# Your instructions
Everything in the data should be repeated exactly, save for the images.

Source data
————

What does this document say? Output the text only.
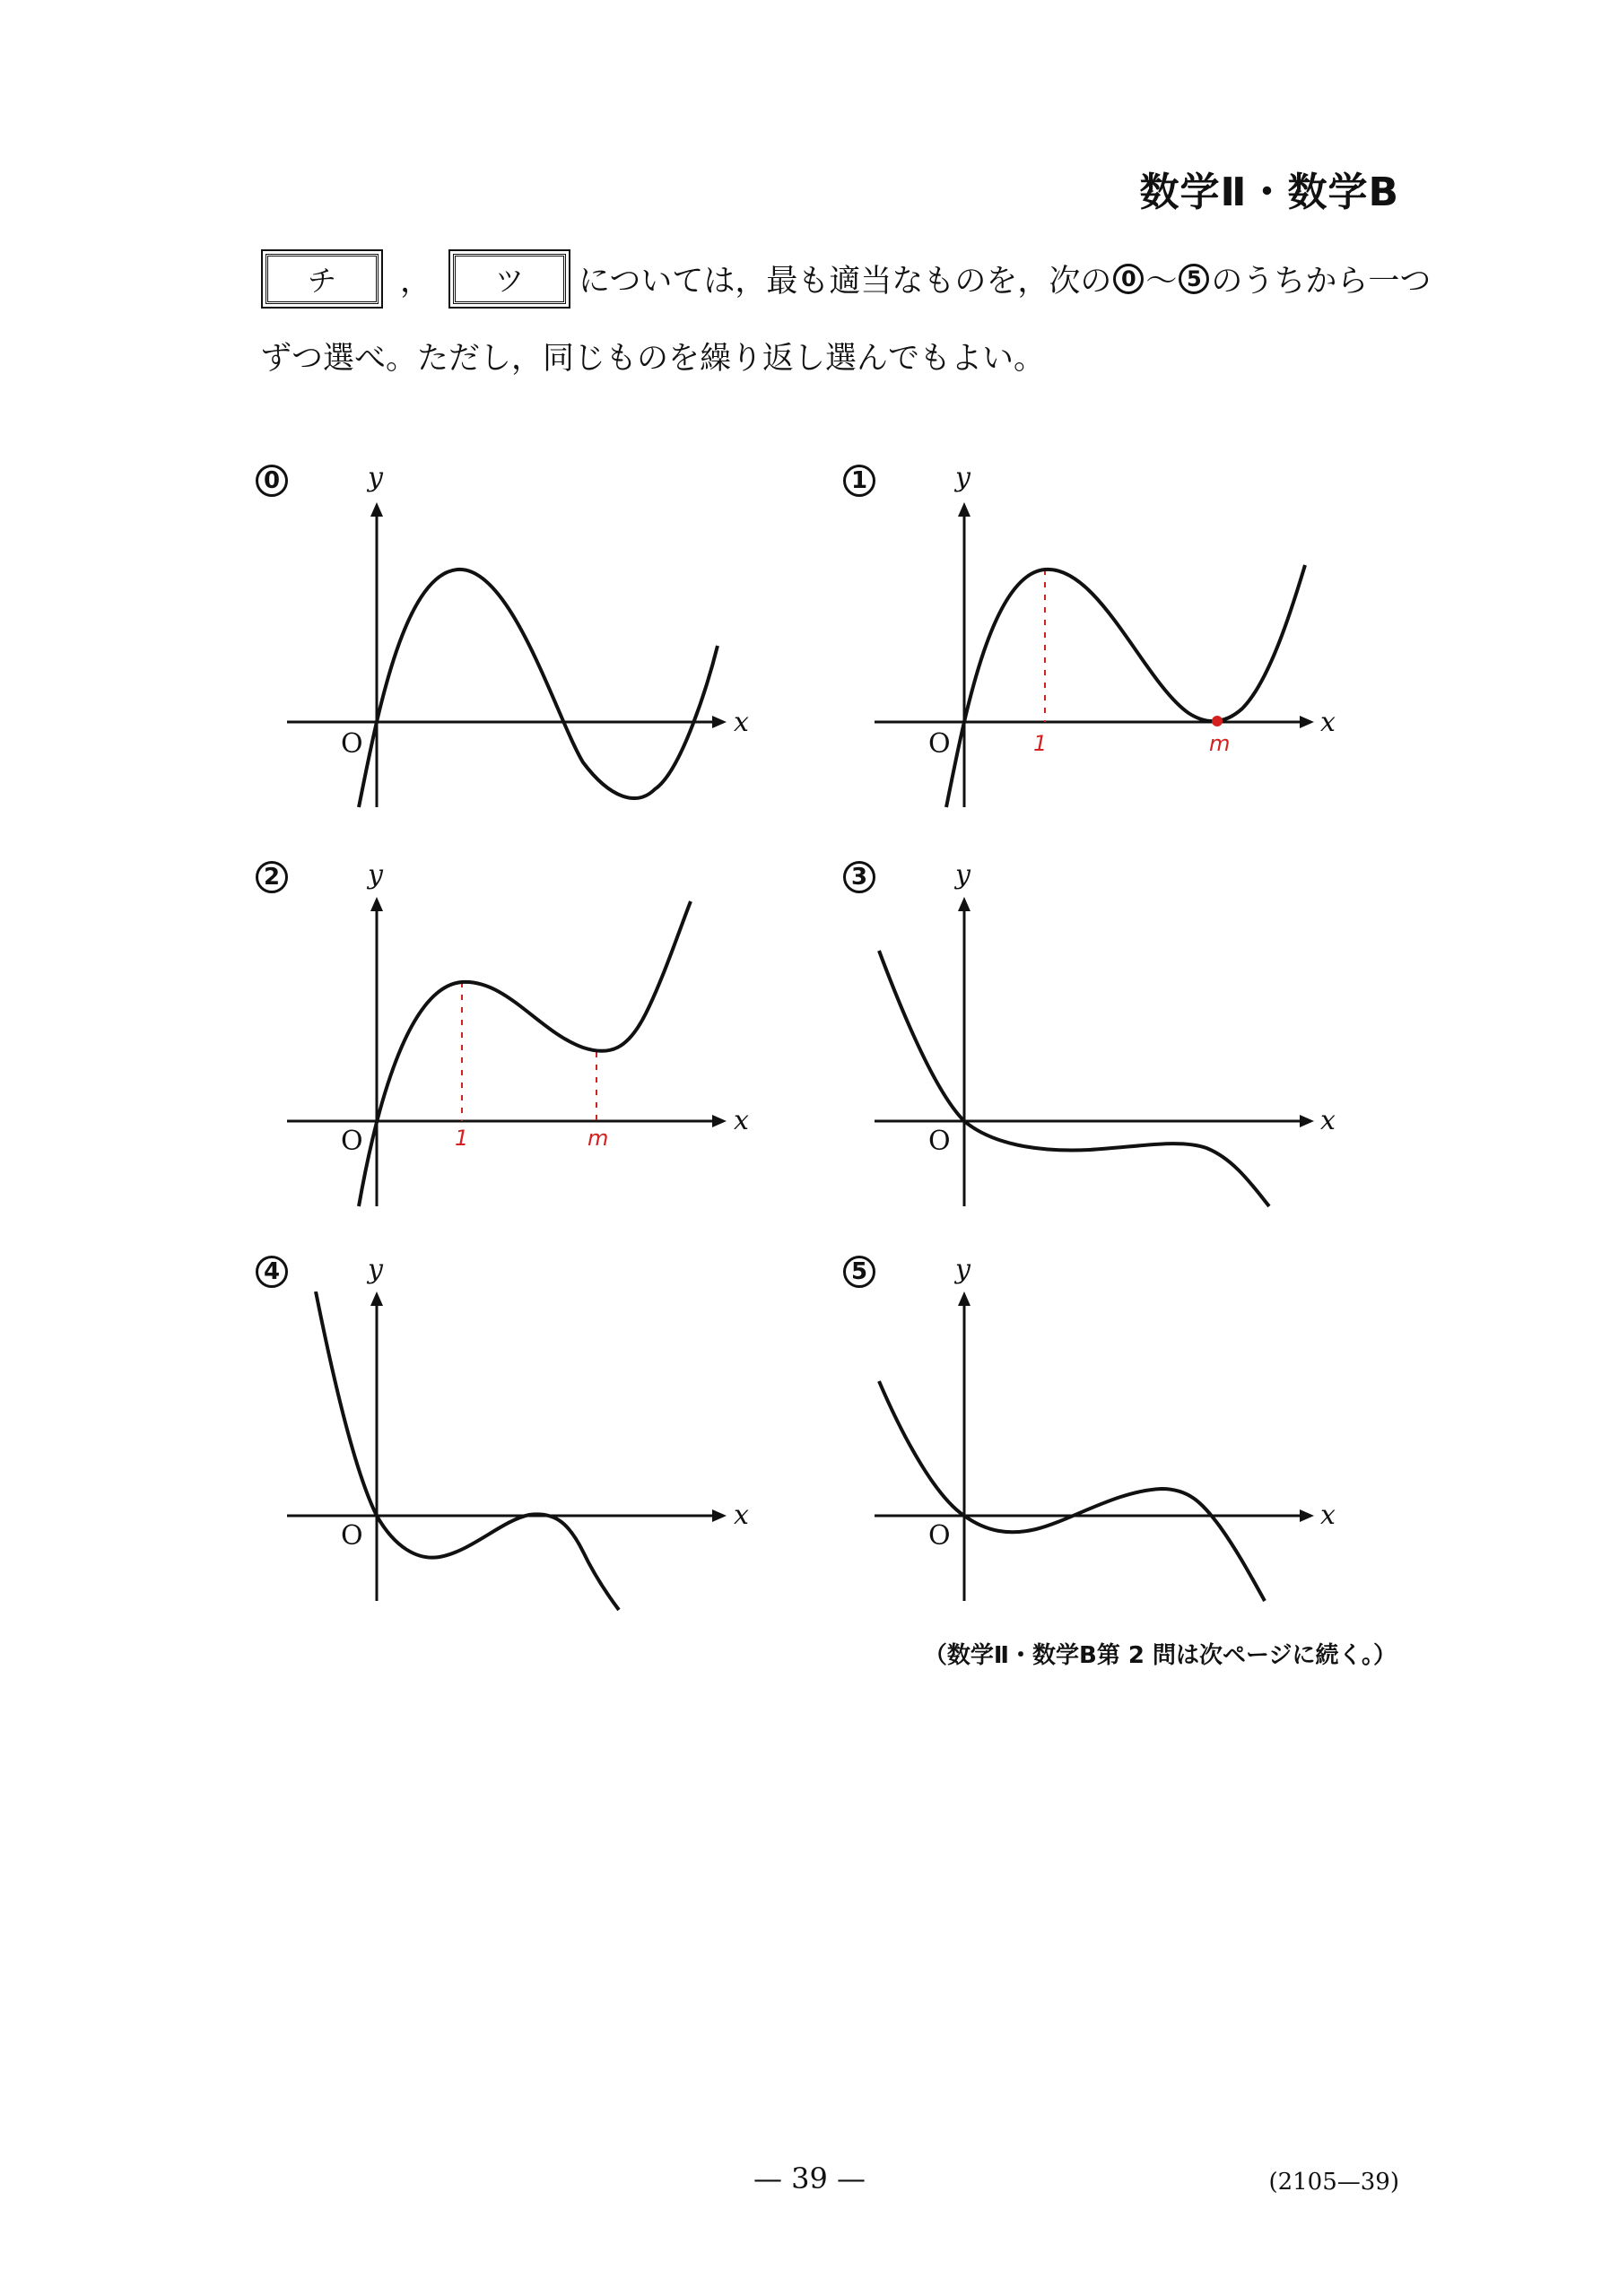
数学Ⅱ・数学B
チ	，	ツ	については，最も適当なものを，次の 0 ～ 5 のうちから一つ
ずつ選べ。ただし，同じものを繰り返し選んでもよい。
0	y
x
O
1	y
x
O	1	m
2	y
x
O	1	m
3	y
x
O
4	y
x
O
5	y
x
O
（数学Ⅱ・数学B第 2 問は次ページに続く。）
— 39 —	(2105—39)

————

# The response
What does this document say? Output the text only.
数学Ⅱ・数学B
チ	，	ツ	については，最も適当なものを，次の 0 ～ 5 のうちから一つ
ずつ選べ。ただし，同じものを繰り返し選んでもよい。
0	y
x
O
1	y
x
O	1	m
2	y
x
O	1	m
3	y
x
O
4	y
x
O
5	y
x
O
（数学Ⅱ・数学B第 2 問は次ページに続く。）
— 39 —	(2105—39)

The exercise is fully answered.